**WHAT YOU HAVE TO DO**
Present the following data again exactly as it is shown.

Data records
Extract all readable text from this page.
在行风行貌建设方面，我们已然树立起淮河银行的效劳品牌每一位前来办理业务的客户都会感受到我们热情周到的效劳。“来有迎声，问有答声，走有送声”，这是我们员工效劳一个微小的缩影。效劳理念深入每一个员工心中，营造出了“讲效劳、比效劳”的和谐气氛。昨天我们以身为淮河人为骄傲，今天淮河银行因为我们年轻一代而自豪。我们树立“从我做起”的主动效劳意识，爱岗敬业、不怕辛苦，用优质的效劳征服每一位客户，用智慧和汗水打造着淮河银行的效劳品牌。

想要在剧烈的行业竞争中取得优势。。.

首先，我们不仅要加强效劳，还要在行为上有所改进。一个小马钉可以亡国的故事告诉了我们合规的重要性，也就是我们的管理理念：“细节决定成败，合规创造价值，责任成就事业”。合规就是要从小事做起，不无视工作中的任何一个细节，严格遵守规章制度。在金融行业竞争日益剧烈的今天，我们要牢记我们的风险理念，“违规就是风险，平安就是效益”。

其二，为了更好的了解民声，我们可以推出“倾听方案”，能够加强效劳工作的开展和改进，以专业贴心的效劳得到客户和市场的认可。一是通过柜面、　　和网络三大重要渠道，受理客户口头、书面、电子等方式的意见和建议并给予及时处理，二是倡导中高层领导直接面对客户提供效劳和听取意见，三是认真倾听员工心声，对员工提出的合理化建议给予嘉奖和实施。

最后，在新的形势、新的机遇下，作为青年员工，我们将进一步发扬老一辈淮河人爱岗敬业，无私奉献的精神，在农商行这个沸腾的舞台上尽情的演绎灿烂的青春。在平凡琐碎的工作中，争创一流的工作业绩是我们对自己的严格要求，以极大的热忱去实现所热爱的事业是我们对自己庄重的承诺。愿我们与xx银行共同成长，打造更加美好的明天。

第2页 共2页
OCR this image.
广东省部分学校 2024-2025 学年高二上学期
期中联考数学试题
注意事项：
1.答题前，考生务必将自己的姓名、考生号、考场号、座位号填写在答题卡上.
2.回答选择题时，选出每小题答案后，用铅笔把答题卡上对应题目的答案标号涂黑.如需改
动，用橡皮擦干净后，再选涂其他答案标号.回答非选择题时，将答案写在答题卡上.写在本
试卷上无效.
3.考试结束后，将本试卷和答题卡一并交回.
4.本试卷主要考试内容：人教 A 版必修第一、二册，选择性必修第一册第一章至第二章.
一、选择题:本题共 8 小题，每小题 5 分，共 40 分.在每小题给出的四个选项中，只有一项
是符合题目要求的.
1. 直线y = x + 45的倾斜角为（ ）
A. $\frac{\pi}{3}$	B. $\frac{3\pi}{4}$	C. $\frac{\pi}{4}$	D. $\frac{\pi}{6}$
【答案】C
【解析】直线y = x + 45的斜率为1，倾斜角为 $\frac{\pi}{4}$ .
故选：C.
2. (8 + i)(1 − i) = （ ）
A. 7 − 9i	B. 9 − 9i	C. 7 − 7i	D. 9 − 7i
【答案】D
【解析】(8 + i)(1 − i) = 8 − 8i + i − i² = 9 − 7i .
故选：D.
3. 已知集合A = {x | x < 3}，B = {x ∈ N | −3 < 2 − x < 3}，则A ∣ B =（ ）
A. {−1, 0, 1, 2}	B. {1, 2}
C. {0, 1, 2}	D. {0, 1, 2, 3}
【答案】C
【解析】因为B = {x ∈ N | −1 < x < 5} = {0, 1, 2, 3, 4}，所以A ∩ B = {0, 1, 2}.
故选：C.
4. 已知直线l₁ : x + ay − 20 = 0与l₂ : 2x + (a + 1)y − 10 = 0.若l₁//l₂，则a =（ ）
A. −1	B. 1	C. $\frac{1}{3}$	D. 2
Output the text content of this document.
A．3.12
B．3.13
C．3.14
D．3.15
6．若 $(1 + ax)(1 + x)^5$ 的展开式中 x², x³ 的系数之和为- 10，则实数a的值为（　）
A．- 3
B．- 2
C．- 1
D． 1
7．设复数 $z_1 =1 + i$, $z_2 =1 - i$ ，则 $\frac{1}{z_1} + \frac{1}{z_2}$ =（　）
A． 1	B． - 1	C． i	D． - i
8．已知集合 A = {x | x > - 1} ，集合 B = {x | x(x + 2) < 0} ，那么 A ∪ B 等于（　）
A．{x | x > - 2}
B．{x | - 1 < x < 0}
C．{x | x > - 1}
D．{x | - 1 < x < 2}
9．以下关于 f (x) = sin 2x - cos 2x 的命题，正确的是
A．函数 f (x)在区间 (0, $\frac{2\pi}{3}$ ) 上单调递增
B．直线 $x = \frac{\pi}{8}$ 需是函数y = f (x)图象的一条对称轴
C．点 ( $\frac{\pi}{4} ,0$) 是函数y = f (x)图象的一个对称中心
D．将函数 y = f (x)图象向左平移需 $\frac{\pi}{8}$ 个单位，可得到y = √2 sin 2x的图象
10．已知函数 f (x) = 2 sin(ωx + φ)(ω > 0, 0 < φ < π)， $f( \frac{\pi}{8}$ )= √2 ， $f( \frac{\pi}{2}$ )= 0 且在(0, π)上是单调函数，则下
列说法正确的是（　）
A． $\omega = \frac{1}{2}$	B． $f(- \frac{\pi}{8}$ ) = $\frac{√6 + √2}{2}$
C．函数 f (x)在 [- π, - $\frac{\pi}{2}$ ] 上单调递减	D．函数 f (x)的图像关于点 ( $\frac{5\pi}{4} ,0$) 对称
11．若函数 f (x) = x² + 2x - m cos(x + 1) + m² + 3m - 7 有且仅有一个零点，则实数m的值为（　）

**RESPONSE TO THIS TASK**
Extract all readable text from this page.
在行风行貌建设方面，我们已然树立起淮河银行的效劳品牌每一位前来办理业务的客户都会感受到我们热情周到的效劳。“来有迎声，问有答声，走有送声”，这是我们员工效劳一个微小的缩影。效劳理念深入每一个员工心中，营造出了“讲效劳、比效劳”的和谐气氛。昨天我们以身为淮河人为骄傲，今天淮河银行因为我们年轻一代而自豪。我们树立“从我做起”的主动效劳意识，爱岗敬业、不怕辛苦，用优质的效劳征服每一位客户，用智慧和汗水打造着淮河银行的效劳品牌。

想要在剧烈的行业竞争中取得优势。。.

首先，我们不仅要加强效劳，还要在行为上有所改进。一个小马钉可以亡国的故事告诉了我们合规的重要性，也就是我们的管理理念：“细节决定成败，合规创造价值，责任成就事业”。合规就是要从小事做起，不无视工作中的任何一个细节，严格遵守规章制度。在金融行业竞争日益剧烈的今天，我们要牢记我们的风险理念，“违规就是风险，平安就是效益”。

其二，为了更好的了解民声，我们可以推出“倾听方案”，能够加强效劳工作的开展和改进，以专业贴心的效劳得到客户和市场的认可。一是通过柜面、　　和网络三大重要渠道，受理客户口头、书面、电子等方式的意见和建议并给予及时处理，二是倡导中高层领导直接面对客户提供效劳和听取意见，三是认真倾听员工心声，对员工提出的合理化建议给予嘉奖和实施。

最后，在新的形势、新的机遇下，作为青年员工，我们将进一步发扬老一辈淮河人爱岗敬业，无私奉献的精神，在农商行这个沸腾的舞台上尽情的演绎灿烂的青春。在平凡琐碎的工作中，争创一流的工作业绩是我们对自己的严格要求，以极大的热忱去实现所热爱的事业是我们对自己庄重的承诺。愿我们与xx银行共同成长，打造更加美好的明天。

第2页 共2页
OCR this image.
广东省部分学校 2024-2025 学年高二上学期
期中联考数学试题
注意事项：
1.答题前，考生务必将自己的姓名、考生号、考场号、座位号填写在答题卡上.
2.回答选择题时，选出每小题答案后，用铅笔把答题卡上对应题目的答案标号涂黑.如需改
动，用橡皮擦干净后，再选涂其他答案标号.回答非选择题时，将答案写在答题卡上.写在本
试卷上无效.
3.考试结束后，将本试卷和答题卡一并交回.
4.本试卷主要考试内容：人教 A 版必修第一、二册，选择性必修第一册第一章至第二章.
一、选择题:本题共 8 小题，每小题 5 分，共 40 分.在每小题给出的四个选项中，只有一项
是符合题目要求的.
1. 直线y = x + 45的倾斜角为（ ）
A. $\frac{\pi}{3}$	B. $\frac{3\pi}{4}$	C. $\frac{\pi}{4}$	D. $\frac{\pi}{6}$
【答案】C
【解析】直线y = x + 45的斜率为1，倾斜角为 $\frac{\pi}{4}$ .
故选：C.
2. (8 + i)(1 − i) = （ ）
A. 7 − 9i	B. 9 − 9i	C. 7 − 7i	D. 9 − 7i
【答案】D
【解析】(8 + i)(1 − i) = 8 − 8i + i − i² = 9 − 7i .
故选：D.
3. 已知集合A = {x | x < 3}，B = {x ∈ N | −3 < 2 − x < 3}，则A ∣ B =（ ）
A. {−1, 0, 1, 2}	B. {1, 2}
C. {0, 1, 2}	D. {0, 1, 2, 3}
【答案】C
【解析】因为B = {x ∈ N | −1 < x < 5} = {0, 1, 2, 3, 4}，所以A ∩ B = {0, 1, 2}.
故选：C.
4. 已知直线l₁ : x + ay − 20 = 0与l₂ : 2x + (a + 1)y − 10 = 0.若l₁//l₂，则a =（ ）
A. −1	B. 1	C. $\frac{1}{3}$	D. 2
Output the text content of this document.
A．3.12
B．3.13
C．3.14
D．3.15
6．若 $(1 + ax)(1 + x)^5$ 的展开式中 x², x³ 的系数之和为- 10，则实数a的值为（　）
A．- 3
B．- 2
C．- 1
D． 1
7．设复数 $z_1 =1 + i$, $z_2 =1 - i$ ，则 $\frac{1}{z_1} + \frac{1}{z_2}$ =（　）
A． 1	B． - 1	C． i	D． - i
8．已知集合 A = {x | x > - 1} ，集合 B = {x | x(x + 2) < 0} ，那么 A ∪ B 等于（　）
A．{x | x > - 2}
B．{x | - 1 < x < 0}
C．{x | x > - 1}
D．{x | - 1 < x < 2}
9．以下关于 f (x) = sin 2x - cos 2x 的命题，正确的是
A．函数 f (x)在区间 (0, $\frac{2\pi}{3}$ ) 上单调递增
B．直线 $x = \frac{\pi}{8}$ 需是函数y = f (x)图象的一条对称轴
C．点 ( $\frac{\pi}{4} ,0$) 是函数y = f (x)图象的一个对称中心
D．将函数 y = f (x)图象向左平移需 $\frac{\pi}{8}$ 个单位，可得到y = √2 sin 2x的图象
10．已知函数 f (x) = 2 sin(ωx + φ)(ω > 0, 0 < φ < π)， $f( \frac{\pi}{8}$ )= √2 ， $f( \frac{\pi}{2}$ )= 0 且在(0, π)上是单调函数，则下
列说法正确的是（　）
A． $\omega = \frac{1}{2}$	B． $f(- \frac{\pi}{8}$ ) = $\frac{√6 + √2}{2}$
C．函数 f (x)在 [- π, - $\frac{\pi}{2}$ ] 上单调递减	D．函数 f (x)的图像关于点 ( $\frac{5\pi}{4} ,0$) 对称
11．若函数 f (x) = x² + 2x - m cos(x + 1) + m² + 3m - 7 有且仅有一个零点，则实数m的值为（　）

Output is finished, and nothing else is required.